-- GIVEN INSTRUCTION --
Can you print the data exactly and leave out each image?

## BEGIN ENTRIES PROVIDED

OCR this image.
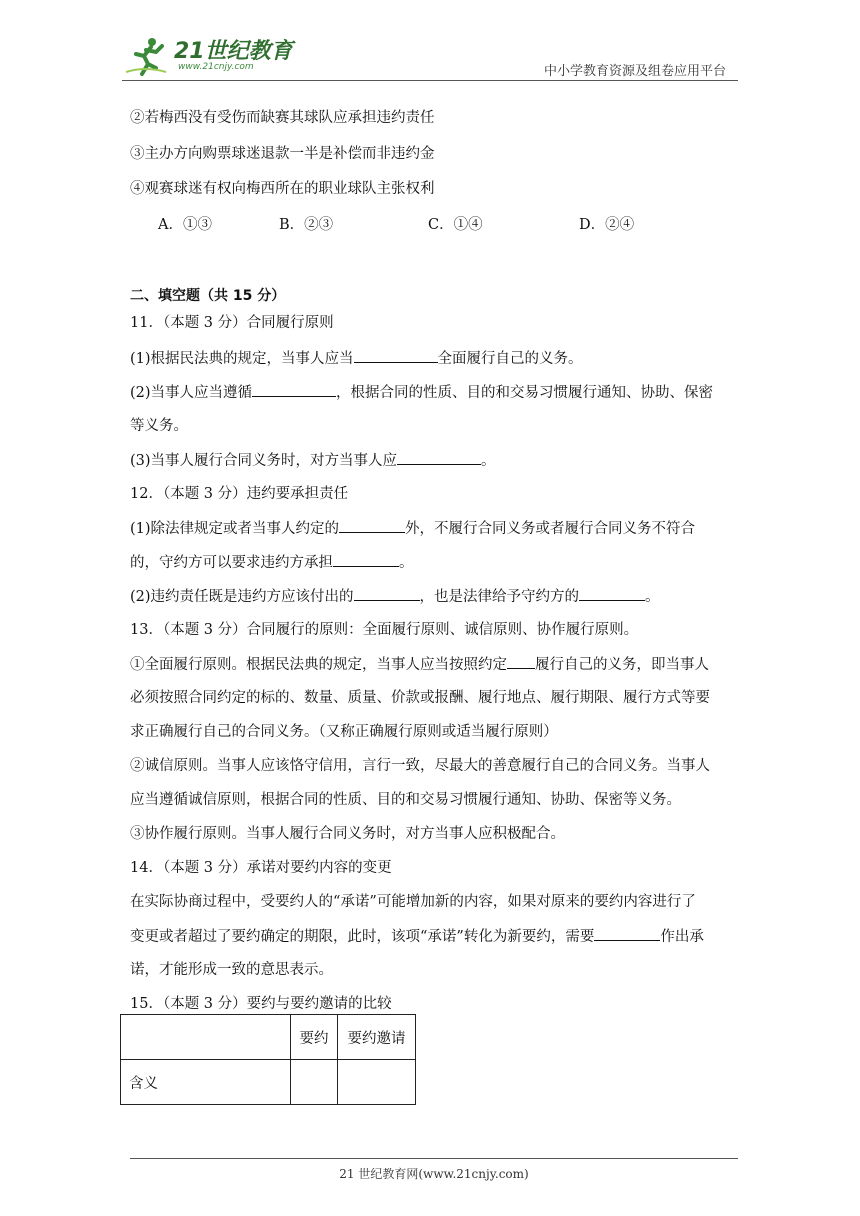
21世纪教育
www.21cnjy.com	中小学教育资源及组卷应用平台
②若梅西没有受伤而缺赛其球队应承担违约责任
③主办方向购票球迷退款一半是补偿而非违约金
④观赛球迷有权向梅西所在的职业球队主张权利
A．①③	B．②③	C．①④	D．②④
二、填空题（共 15 分）
11．（本题 3 分）合同履行原则
(1)根据民法典的规定，当事人应当	全面履行自己的义务。
(2)当事人应当遵循	，根据合同的性质、目的和交易习惯履行通知、协助、保密
等义务。
(3)当事人履行合同义务时，对方当事人应	。
12．（本题 3 分）违约要承担责任
(1)除法律规定或者当事人约定的	外，不履行合同义务或者履行合同义务不符合
的，守约方可以要求违约方承担	。
(2)违约责任既是违约方应该付出的	，也是法律给予守约方的	。
13．（本题 3 分）合同履行的原则：全面履行原则、诚信原则、协作履行原则。
①全面履行原则。根据民法典的规定，当事人应当按照约定 履行自己的义务，即当事人
必须按照合同约定的标的、数量、质量、价款或报酬、履行地点、履行期限、履行方式等要
求正确履行自己的合同义务。（又称正确履行原则或适当履行原则）
②诚信原则。当事人应该恪守信用，言行一致，尽最大的善意履行自己的合同义务。当事人
应当遵循诚信原则，根据合同的性质、目的和交易习惯履行通知、协助、保密等义务。
③协作履行原则。当事人履行合同义务时，对方当事人应积极配合。
14．（本题 3 分）承诺对要约内容的变更
在实际协商过程中，受要约人的“承诺”可能增加新的内容，如果对原来的要约内容进行了
变更或者超过了要约确定的期限，此时，该项“承诺”转化为新要约，需要	作出承
诺，才能形成一致的意思表示。
15．（本题 3 分）要约与要约邀请的比较
	要约	要约邀请
含义		
21 世纪教育网(www.21cnjy.com)
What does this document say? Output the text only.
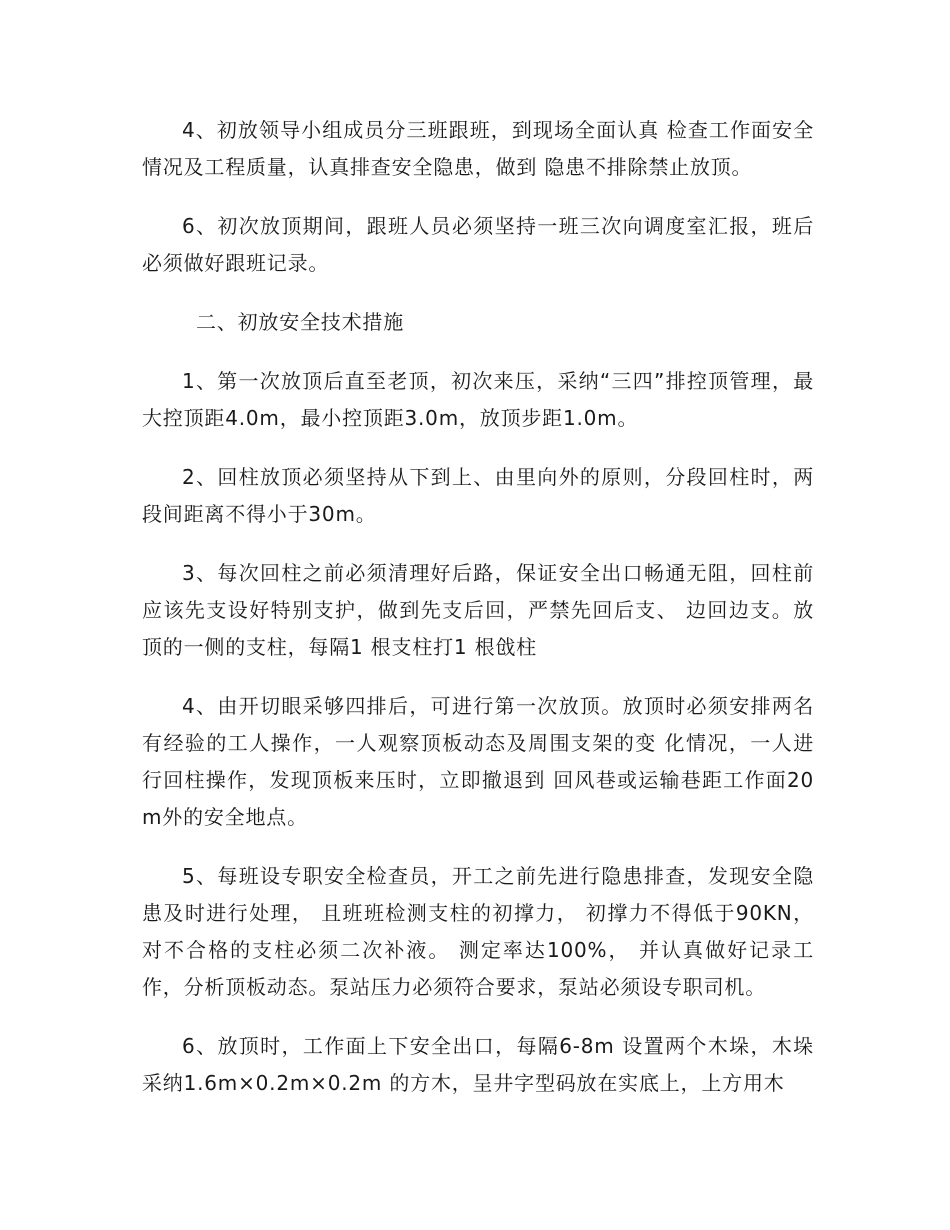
4、初放领导小组成员分三班跟班，到现场全面认真 检查工作面安全情况及工程质量，认真排查安全隐患，做到 隐患不排除禁止放顶。

6、初次放顶期间，跟班人员必须坚持一班三次向调度室汇报，班后必须做好跟班记录。

二、初放安全技术措施

1、第一次放顶后直至老顶，初次来压，采纳“三四”排控顶管理，最大控顶距4.0m，最小控顶距3.0m，放顶步距1.0m。

2、回柱放顶必须坚持从下到上、由里向外的原则，分段回柱时，两段间距离不得小于30m。

3、每次回柱之前必须清理好后路，保证安全出口畅通无阻，回柱前应该先支设好特别支护，做到先支后回，严禁先回后支、 边回边支。放顶的一侧的支柱，每隔1 根支柱打1 根戗柱

4、由开切眼采够四排后，可进行第一次放顶。放顶时必须安排两名有经验的工人操作，一人观察顶板动态及周围支架的变 化情况，一人进行回柱操作，发现顶板来压时，立即撤退到 回风巷或运输巷距工作面20m外的安全地点。

5、每班设专职安全检查员，开工之前先进行隐患排查，发现安全隐患及时进行处理， 且班班检测支柱的初撑力， 初撑力不得低于90KN， 对不合格的支柱必须二次补液。 测定率达100%， 并认真做好记录工作，分析顶板动态。泵站压力必须符合要求，泵站必须设专职司机。

6、放顶时，工作面上下安全出口，每隔6-8m 设置两个木垛，木垛采纳1.6m×0.2m×0.2m 的方木，呈井字型码放在实底上，上方用木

## END ENTRIES PROVIDED

-- SOLUTION BELOW --
OCR this image.
21世纪教育
www.21cnjy.com	中小学教育资源及组卷应用平台
②若梅西没有受伤而缺赛其球队应承担违约责任
③主办方向购票球迷退款一半是补偿而非违约金
④观赛球迷有权向梅西所在的职业球队主张权利
A．①③	B．②③	C．①④	D．②④
二、填空题（共 15 分）
11．（本题 3 分）合同履行原则
(1)根据民法典的规定，当事人应当	全面履行自己的义务。
(2)当事人应当遵循	，根据合同的性质、目的和交易习惯履行通知、协助、保密
等义务。
(3)当事人履行合同义务时，对方当事人应	。
12．（本题 3 分）违约要承担责任
(1)除法律规定或者当事人约定的	外，不履行合同义务或者履行合同义务不符合
的，守约方可以要求违约方承担	。
(2)违约责任既是违约方应该付出的	，也是法律给予守约方的	。
13．（本题 3 分）合同履行的原则：全面履行原则、诚信原则、协作履行原则。
①全面履行原则。根据民法典的规定，当事人应当按照约定 履行自己的义务，即当事人
必须按照合同约定的标的、数量、质量、价款或报酬、履行地点、履行期限、履行方式等要
求正确履行自己的合同义务。（又称正确履行原则或适当履行原则）
②诚信原则。当事人应该恪守信用，言行一致，尽最大的善意履行自己的合同义务。当事人
应当遵循诚信原则，根据合同的性质、目的和交易习惯履行通知、协助、保密等义务。
③协作履行原则。当事人履行合同义务时，对方当事人应积极配合。
14．（本题 3 分）承诺对要约内容的变更
在实际协商过程中，受要约人的“承诺”可能增加新的内容，如果对原来的要约内容进行了
变更或者超过了要约确定的期限，此时，该项“承诺”转化为新要约，需要	作出承
诺，才能形成一致的意思表示。
15．（本题 3 分）要约与要约邀请的比较
	要约	要约邀请
含义		
21 世纪教育网(www.21cnjy.com)
What does this document say? Output the text only.
4、初放领导小组成员分三班跟班，到现场全面认真 检查工作面安全情况及工程质量，认真排查安全隐患，做到 隐患不排除禁止放顶。

6、初次放顶期间，跟班人员必须坚持一班三次向调度室汇报，班后必须做好跟班记录。

二、初放安全技术措施

1、第一次放顶后直至老顶，初次来压，采纳“三四”排控顶管理，最大控顶距4.0m，最小控顶距3.0m，放顶步距1.0m。

2、回柱放顶必须坚持从下到上、由里向外的原则，分段回柱时，两段间距离不得小于30m。

3、每次回柱之前必须清理好后路，保证安全出口畅通无阻，回柱前应该先支设好特别支护，做到先支后回，严禁先回后支、 边回边支。放顶的一侧的支柱，每隔1 根支柱打1 根戗柱

4、由开切眼采够四排后，可进行第一次放顶。放顶时必须安排两名有经验的工人操作，一人观察顶板动态及周围支架的变 化情况，一人进行回柱操作，发现顶板来压时，立即撤退到 回风巷或运输巷距工作面20m外的安全地点。

5、每班设专职安全检查员，开工之前先进行隐患排查，发现安全隐患及时进行处理， 且班班检测支柱的初撑力， 初撑力不得低于90KN， 对不合格的支柱必须二次补液。 测定率达100%， 并认真做好记录工作，分析顶板动态。泵站压力必须符合要求，泵站必须设专职司机。

6、放顶时，工作面上下安全出口，每隔6-8m 设置两个木垛，木垛采纳1.6m×0.2m×0.2m 的方木，呈井字型码放在实底上，上方用木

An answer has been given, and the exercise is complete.